#### Instructions for the task
Give all the lines below again, exactly, with no pictures.
───── Listing ─────
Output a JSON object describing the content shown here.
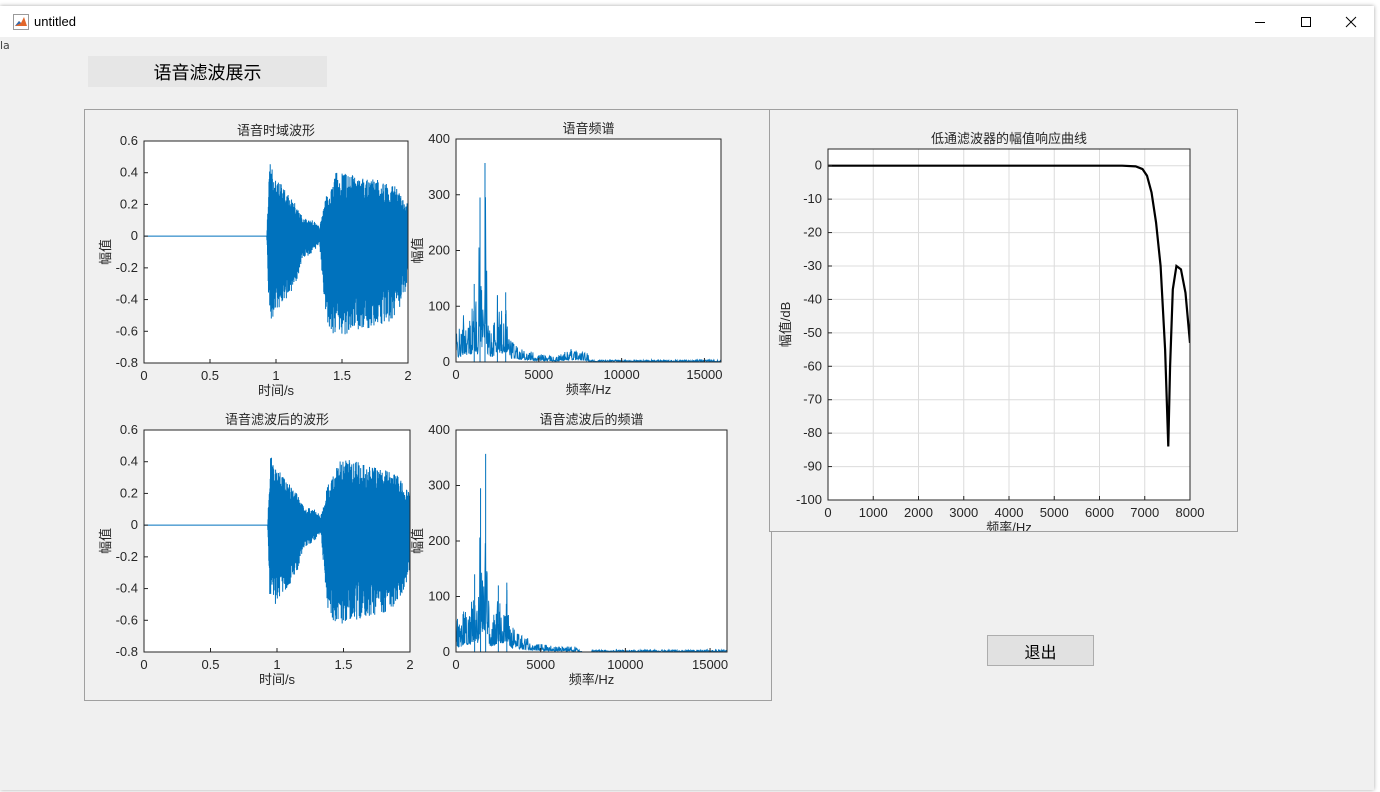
{
  "window": {
    "title": "untitled",
    "icon": "matlab-icon",
    "controls": [
      "minimize-icon",
      "maximize-icon",
      "close-icon"
    ]
  },
  "edge_text": "la",
  "header_label": "语音滤波展示",
  "exit_button": "退出",
  "colors": {
    "signal": "#0072BD",
    "filter": "#000000",
    "axes_bg": "#ffffff",
    "window_bg": "#f0f0f0"
  },
  "chart_data": [
    {
      "type": "line",
      "title": "语音时域波形",
      "xlabel": "时间/s",
      "ylabel": "幅值",
      "xlim": [
        0,
        2
      ],
      "ylim": [
        -0.8,
        0.6
      ],
      "xticks": [
        "0",
        "0.5",
        "1",
        "1.5",
        "2"
      ],
      "yticks": [
        "-0.8",
        "-0.6",
        "-0.4",
        "-0.2",
        "0",
        "0.2",
        "0.4",
        "0.6"
      ],
      "series": [
        {
          "envelope_x": [
            0,
            0.93,
            0.95,
            1.0,
            1.05,
            1.1,
            1.15,
            1.2,
            1.28,
            1.33,
            1.38,
            1.42,
            1.45,
            1.5,
            1.6,
            1.7,
            1.8,
            1.9,
            2.0
          ],
          "upper": [
            0,
            0,
            0.47,
            0.35,
            0.32,
            0.25,
            0.2,
            0.12,
            0.1,
            0.06,
            0.25,
            0.3,
            0.4,
            0.41,
            0.39,
            0.37,
            0.35,
            0.32,
            0.2
          ],
          "lower": [
            0,
            0,
            -0.55,
            -0.48,
            -0.42,
            -0.38,
            -0.3,
            -0.15,
            -0.1,
            -0.05,
            -0.55,
            -0.6,
            -0.63,
            -0.63,
            -0.6,
            -0.58,
            -0.56,
            -0.54,
            -0.3
          ]
        }
      ]
    },
    {
      "type": "line",
      "title": "语音频谱",
      "xlabel": "频率/Hz",
      "ylabel": "幅值",
      "xlim": [
        0,
        16000
      ],
      "ylim": [
        0,
        400
      ],
      "xticks": [
        "0",
        "5000",
        "10000",
        "15000"
      ],
      "yticks": [
        "0",
        "100",
        "200",
        "300",
        "400"
      ],
      "series": [
        {
          "x": [
            300,
            500,
            700,
            900,
            1100,
            1300,
            1450,
            1600,
            1750,
            1900,
            2100,
            2300,
            2500,
            2800,
            3000,
            3300,
            3600,
            4000,
            4500,
            5000,
            6000,
            7000,
            7500,
            8000
          ],
          "y": [
            60,
            100,
            80,
            90,
            140,
            90,
            295,
            120,
            357,
            100,
            60,
            75,
            120,
            100,
            125,
            45,
            40,
            30,
            20,
            15,
            10,
            25,
            20,
            15
          ]
        }
      ]
    },
    {
      "type": "line",
      "title": "语音滤波后的波形",
      "xlabel": "时间/s",
      "ylabel": "幅值",
      "xlim": [
        0,
        2
      ],
      "ylim": [
        -0.8,
        0.6
      ],
      "xticks": [
        "0",
        "0.5",
        "1",
        "1.5",
        "2"
      ],
      "yticks": [
        "-0.8",
        "-0.6",
        "-0.4",
        "-0.2",
        "0",
        "0.2",
        "0.4",
        "0.6"
      ],
      "series": [
        {
          "envelope_x": [
            0,
            0.93,
            0.95,
            1.0,
            1.05,
            1.1,
            1.15,
            1.2,
            1.28,
            1.33,
            1.38,
            1.42,
            1.45,
            1.5,
            1.6,
            1.7,
            1.8,
            1.9,
            2.0
          ],
          "upper": [
            0,
            0,
            0.48,
            0.35,
            0.32,
            0.25,
            0.2,
            0.12,
            0.1,
            0.06,
            0.25,
            0.3,
            0.4,
            0.42,
            0.4,
            0.37,
            0.35,
            0.32,
            0.2
          ],
          "lower": [
            0,
            0,
            -0.57,
            -0.48,
            -0.42,
            -0.38,
            -0.3,
            -0.15,
            -0.1,
            -0.05,
            -0.55,
            -0.6,
            -0.63,
            -0.63,
            -0.6,
            -0.58,
            -0.56,
            -0.54,
            -0.3
          ]
        }
      ]
    },
    {
      "type": "line",
      "title": "语音滤波后的频谱",
      "xlabel": "频率/Hz",
      "ylabel": "幅值",
      "xlim": [
        0,
        16000
      ],
      "ylim": [
        0,
        400
      ],
      "xticks": [
        "0",
        "5000",
        "10000",
        "15000"
      ],
      "yticks": [
        "0",
        "100",
        "200",
        "300",
        "400"
      ],
      "series": [
        {
          "x": [
            300,
            500,
            700,
            900,
            1100,
            1300,
            1450,
            1600,
            1750,
            1900,
            2100,
            2300,
            2500,
            2800,
            3000,
            3300,
            3600,
            4000,
            4500,
            5000,
            6000,
            7000,
            7500,
            8000
          ],
          "y": [
            60,
            100,
            80,
            90,
            140,
            90,
            295,
            120,
            357,
            100,
            60,
            75,
            120,
            100,
            125,
            45,
            40,
            30,
            20,
            15,
            10,
            10,
            0,
            0
          ]
        }
      ]
    },
    {
      "type": "line",
      "title": "低通滤波器的幅值响应曲线",
      "xlabel": "频率/Hz",
      "ylabel": "幅值/dB",
      "xlim": [
        0,
        8000
      ],
      "ylim": [
        -100,
        5
      ],
      "grid": true,
      "xticks": [
        "0",
        "1000",
        "2000",
        "3000",
        "4000",
        "5000",
        "6000",
        "7000",
        "8000"
      ],
      "yticks": [
        "0",
        "-10",
        "-20",
        "-30",
        "-40",
        "-50",
        "-60",
        "-70",
        "-80",
        "-90",
        "-100"
      ],
      "series": [
        {
          "x": [
            0,
            6500,
            6800,
            6950,
            7050,
            7150,
            7250,
            7350,
            7450,
            7520,
            7560,
            7620,
            7700,
            7800,
            7900,
            8000
          ],
          "y": [
            0,
            0,
            -0.2,
            -1,
            -3,
            -8,
            -17,
            -30,
            -55,
            -84,
            -60,
            -37,
            -30,
            -31,
            -38,
            -53
          ]
        }
      ]
    }
  ]
}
─────
#### Correct output
Output a JSON object describing the content shown here.
{
  "window": {
    "title": "untitled",
    "icon": "matlab-icon",
    "controls": [
      "minimize-icon",
      "maximize-icon",
      "close-icon"
    ]
  },
  "edge_text": "la",
  "header_label": "语音滤波展示",
  "exit_button": "退出",
  "colors": {
    "signal": "#0072BD",
    "filter": "#000000",
    "axes_bg": "#ffffff",
    "window_bg": "#f0f0f0"
  },
  "chart_data": [
    {
      "type": "line",
      "title": "语音时域波形",
      "xlabel": "时间/s",
      "ylabel": "幅值",
      "xlim": [
        0,
        2
      ],
      "ylim": [
        -0.8,
        0.6
      ],
      "xticks": [
        "0",
        "0.5",
        "1",
        "1.5",
        "2"
      ],
      "yticks": [
        "-0.8",
        "-0.6",
        "-0.4",
        "-0.2",
        "0",
        "0.2",
        "0.4",
        "0.6"
      ],
      "series": [
        {
          "envelope_x": [
            0,
            0.93,
            0.95,
            1.0,
            1.05,
            1.1,
            1.15,
            1.2,
            1.28,
            1.33,
            1.38,
            1.42,
            1.45,
            1.5,
            1.6,
            1.7,
            1.8,
            1.9,
            2.0
          ],
          "upper": [
            0,
            0,
            0.47,
            0.35,
            0.32,
            0.25,
            0.2,
            0.12,
            0.1,
            0.06,
            0.25,
            0.3,
            0.4,
            0.41,
            0.39,
            0.37,
            0.35,
            0.32,
            0.2
          ],
          "lower": [
            0,
            0,
            -0.55,
            -0.48,
            -0.42,
            -0.38,
            -0.3,
            -0.15,
            -0.1,
            -0.05,
            -0.55,
            -0.6,
            -0.63,
            -0.63,
            -0.6,
            -0.58,
            -0.56,
            -0.54,
            -0.3
          ]
        }
      ]
    },
    {
      "type": "line",
      "title": "语音频谱",
      "xlabel": "频率/Hz",
      "ylabel": "幅值",
      "xlim": [
        0,
        16000
      ],
      "ylim": [
        0,
        400
      ],
      "xticks": [
        "0",
        "5000",
        "10000",
        "15000"
      ],
      "yticks": [
        "0",
        "100",
        "200",
        "300",
        "400"
      ],
      "series": [
        {
          "x": [
            300,
            500,
            700,
            900,
            1100,
            1300,
            1450,
            1600,
            1750,
            1900,
            2100,
            2300,
            2500,
            2800,
            3000,
            3300,
            3600,
            4000,
            4500,
            5000,
            6000,
            7000,
            7500,
            8000
          ],
          "y": [
            60,
            100,
            80,
            90,
            140,
            90,
            295,
            120,
            357,
            100,
            60,
            75,
            120,
            100,
            125,
            45,
            40,
            30,
            20,
            15,
            10,
            25,
            20,
            15
          ]
        }
      ]
    },
    {
      "type": "line",
      "title": "语音滤波后的波形",
      "xlabel": "时间/s",
      "ylabel": "幅值",
      "xlim": [
        0,
        2
      ],
      "ylim": [
        -0.8,
        0.6
      ],
      "xticks": [
        "0",
        "0.5",
        "1",
        "1.5",
        "2"
      ],
      "yticks": [
        "-0.8",
        "-0.6",
        "-0.4",
        "-0.2",
        "0",
        "0.2",
        "0.4",
        "0.6"
      ],
      "series": [
        {
          "envelope_x": [
            0,
            0.93,
            0.95,
            1.0,
            1.05,
            1.1,
            1.15,
            1.2,
            1.28,
            1.33,
            1.38,
            1.42,
            1.45,
            1.5,
            1.6,
            1.7,
            1.8,
            1.9,
            2.0
          ],
          "upper": [
            0,
            0,
            0.48,
            0.35,
            0.32,
            0.25,
            0.2,
            0.12,
            0.1,
            0.06,
            0.25,
            0.3,
            0.4,
            0.42,
            0.4,
            0.37,
            0.35,
            0.32,
            0.2
          ],
          "lower": [
            0,
            0,
            -0.57,
            -0.48,
            -0.42,
            -0.38,
            -0.3,
            -0.15,
            -0.1,
            -0.05,
            -0.55,
            -0.6,
            -0.63,
            -0.63,
            -0.6,
            -0.58,
            -0.56,
            -0.54,
            -0.3
          ]
        }
      ]
    },
    {
      "type": "line",
      "title": "语音滤波后的频谱",
      "xlabel": "频率/Hz",
      "ylabel": "幅值",
      "xlim": [
        0,
        16000
      ],
      "ylim": [
        0,
        400
      ],
      "xticks": [
        "0",
        "5000",
        "10000",
        "15000"
      ],
      "yticks": [
        "0",
        "100",
        "200",
        "300",
        "400"
      ],
      "series": [
        {
          "x": [
            300,
            500,
            700,
            900,
            1100,
            1300,
            1450,
            1600,
            1750,
            1900,
            2100,
            2300,
            2500,
            2800,
            3000,
            3300,
            3600,
            4000,
            4500,
            5000,
            6000,
            7000,
            7500,
            8000
          ],
          "y": [
            60,
            100,
            80,
            90,
            140,
            90,
            295,
            120,
            357,
            100,
            60,
            75,
            120,
            100,
            125,
            45,
            40,
            30,
            20,
            15,
            10,
            10,
            0,
            0
          ]
        }
      ]
    },
    {
      "type": "line",
      "title": "低通滤波器的幅值响应曲线",
      "xlabel": "频率/Hz",
      "ylabel": "幅值/dB",
      "xlim": [
        0,
        8000
      ],
      "ylim": [
        -100,
        5
      ],
      "grid": true,
      "xticks": [
        "0",
        "1000",
        "2000",
        "3000",
        "4000",
        "5000",
        "6000",
        "7000",
        "8000"
      ],
      "yticks": [
        "0",
        "-10",
        "-20",
        "-30",
        "-40",
        "-50",
        "-60",
        "-70",
        "-80",
        "-90",
        "-100"
      ],
      "series": [
        {
          "x": [
            0,
            6500,
            6800,
            6950,
            7050,
            7150,
            7250,
            7350,
            7450,
            7520,
            7560,
            7620,
            7700,
            7800,
            7900,
            8000
          ],
          "y": [
            0,
            0,
            -0.2,
            -1,
            -3,
            -8,
            -17,
            -30,
            -55,
            -84,
            -60,
            -37,
            -30,
            -31,
            -38,
            -53
          ]
        }
      ]
    }
  ]
}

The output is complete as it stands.